— begin DATA PROVIDED —

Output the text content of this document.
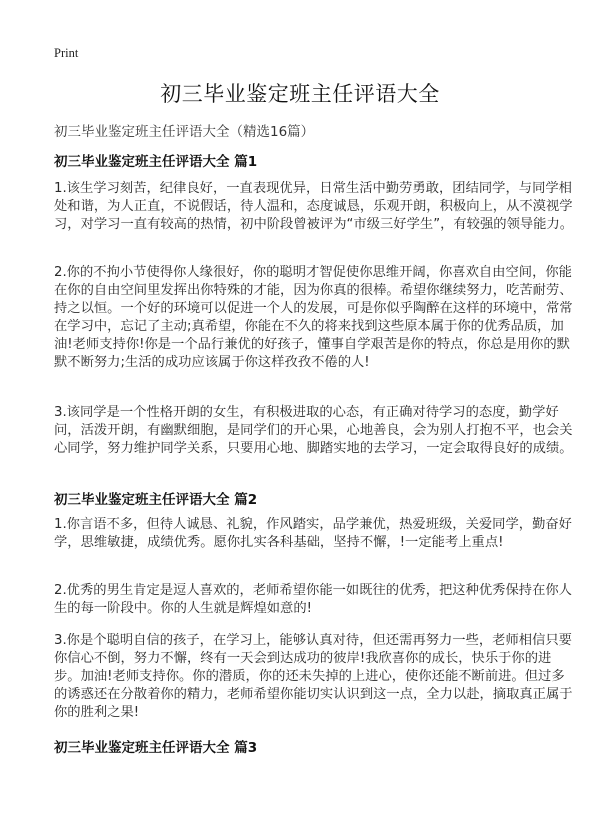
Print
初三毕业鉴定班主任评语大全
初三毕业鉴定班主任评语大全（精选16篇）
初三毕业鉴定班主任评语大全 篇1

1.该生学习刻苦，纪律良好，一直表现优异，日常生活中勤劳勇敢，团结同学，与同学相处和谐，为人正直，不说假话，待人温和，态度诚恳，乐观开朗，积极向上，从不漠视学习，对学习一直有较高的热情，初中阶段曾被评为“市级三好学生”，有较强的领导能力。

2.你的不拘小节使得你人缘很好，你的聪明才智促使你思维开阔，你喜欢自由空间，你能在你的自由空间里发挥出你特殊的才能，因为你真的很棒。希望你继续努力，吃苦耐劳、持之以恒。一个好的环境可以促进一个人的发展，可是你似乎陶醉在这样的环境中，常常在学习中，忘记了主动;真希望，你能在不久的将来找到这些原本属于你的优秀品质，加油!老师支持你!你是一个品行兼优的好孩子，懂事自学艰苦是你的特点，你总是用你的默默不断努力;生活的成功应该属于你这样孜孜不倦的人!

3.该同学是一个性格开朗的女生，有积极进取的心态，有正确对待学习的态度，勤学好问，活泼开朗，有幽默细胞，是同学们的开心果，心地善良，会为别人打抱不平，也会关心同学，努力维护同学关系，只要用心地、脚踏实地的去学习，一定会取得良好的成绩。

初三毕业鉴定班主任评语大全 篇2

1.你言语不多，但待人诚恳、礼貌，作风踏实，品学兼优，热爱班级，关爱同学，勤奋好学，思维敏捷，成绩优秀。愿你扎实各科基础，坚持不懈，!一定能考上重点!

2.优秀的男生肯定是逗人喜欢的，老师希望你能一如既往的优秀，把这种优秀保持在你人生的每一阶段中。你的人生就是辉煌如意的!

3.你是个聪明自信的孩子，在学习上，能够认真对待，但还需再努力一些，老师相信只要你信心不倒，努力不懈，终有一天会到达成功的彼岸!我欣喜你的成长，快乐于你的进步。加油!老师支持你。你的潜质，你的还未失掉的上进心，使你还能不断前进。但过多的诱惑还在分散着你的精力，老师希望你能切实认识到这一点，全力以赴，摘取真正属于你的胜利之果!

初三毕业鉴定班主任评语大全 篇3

— end DATA PROVIDED —
— begin DATA PROVIDED —

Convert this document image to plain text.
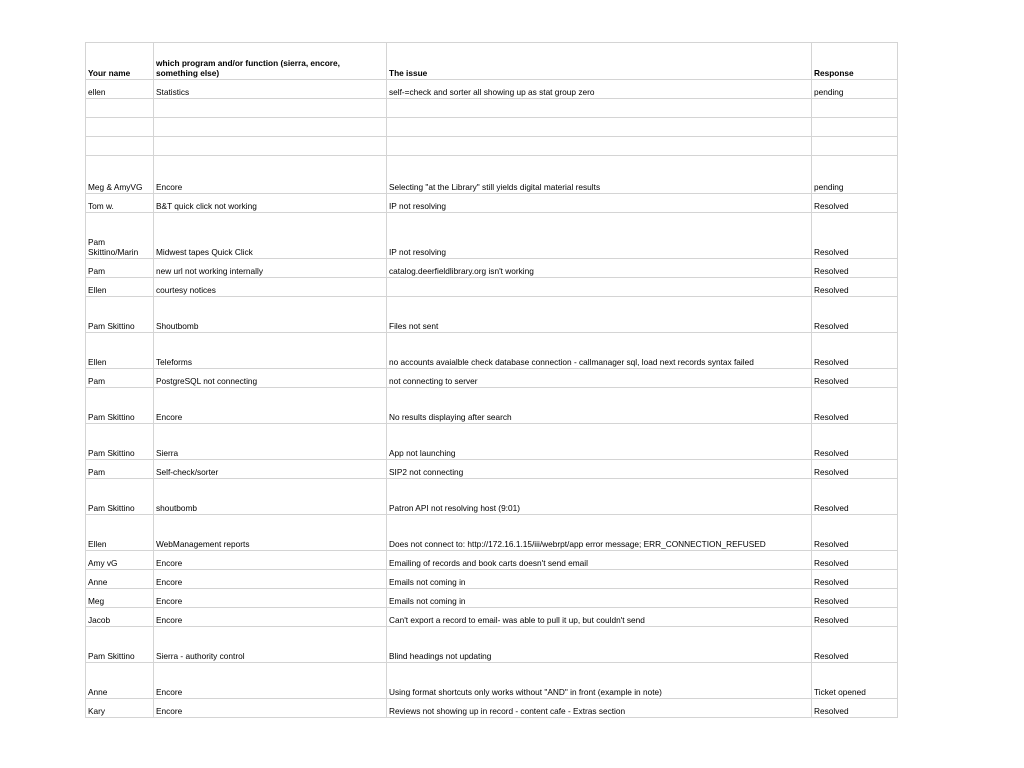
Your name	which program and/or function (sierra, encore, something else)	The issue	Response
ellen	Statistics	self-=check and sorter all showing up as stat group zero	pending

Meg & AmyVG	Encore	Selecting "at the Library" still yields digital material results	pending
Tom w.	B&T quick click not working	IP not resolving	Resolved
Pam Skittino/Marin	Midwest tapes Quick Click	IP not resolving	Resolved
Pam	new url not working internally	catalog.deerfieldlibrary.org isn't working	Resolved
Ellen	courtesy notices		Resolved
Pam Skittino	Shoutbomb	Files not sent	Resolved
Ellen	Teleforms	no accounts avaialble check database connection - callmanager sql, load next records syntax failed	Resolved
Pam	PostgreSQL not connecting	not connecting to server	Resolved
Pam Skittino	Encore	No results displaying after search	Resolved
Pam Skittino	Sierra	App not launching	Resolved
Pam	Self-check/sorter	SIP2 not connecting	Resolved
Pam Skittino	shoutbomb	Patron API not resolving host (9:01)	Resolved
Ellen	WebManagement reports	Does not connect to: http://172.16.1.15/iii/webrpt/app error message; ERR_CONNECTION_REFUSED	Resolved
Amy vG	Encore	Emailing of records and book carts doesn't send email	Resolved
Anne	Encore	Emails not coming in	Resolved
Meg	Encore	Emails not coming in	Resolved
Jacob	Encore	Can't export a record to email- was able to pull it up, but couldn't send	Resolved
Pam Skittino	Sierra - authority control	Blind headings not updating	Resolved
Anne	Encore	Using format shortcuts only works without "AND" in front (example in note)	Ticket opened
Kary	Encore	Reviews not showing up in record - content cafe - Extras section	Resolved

— end DATA PROVIDED —

[WHAT THE TASK REQUIRES] Copy out every line of the data that includes "working".

[WRITTEN ANSWER]
Tom w.	B&T quick click not working	IP not resolving	Resolved
Pam	new url not working internally	catalog.deerfieldlibrary.org isn't working	Resolved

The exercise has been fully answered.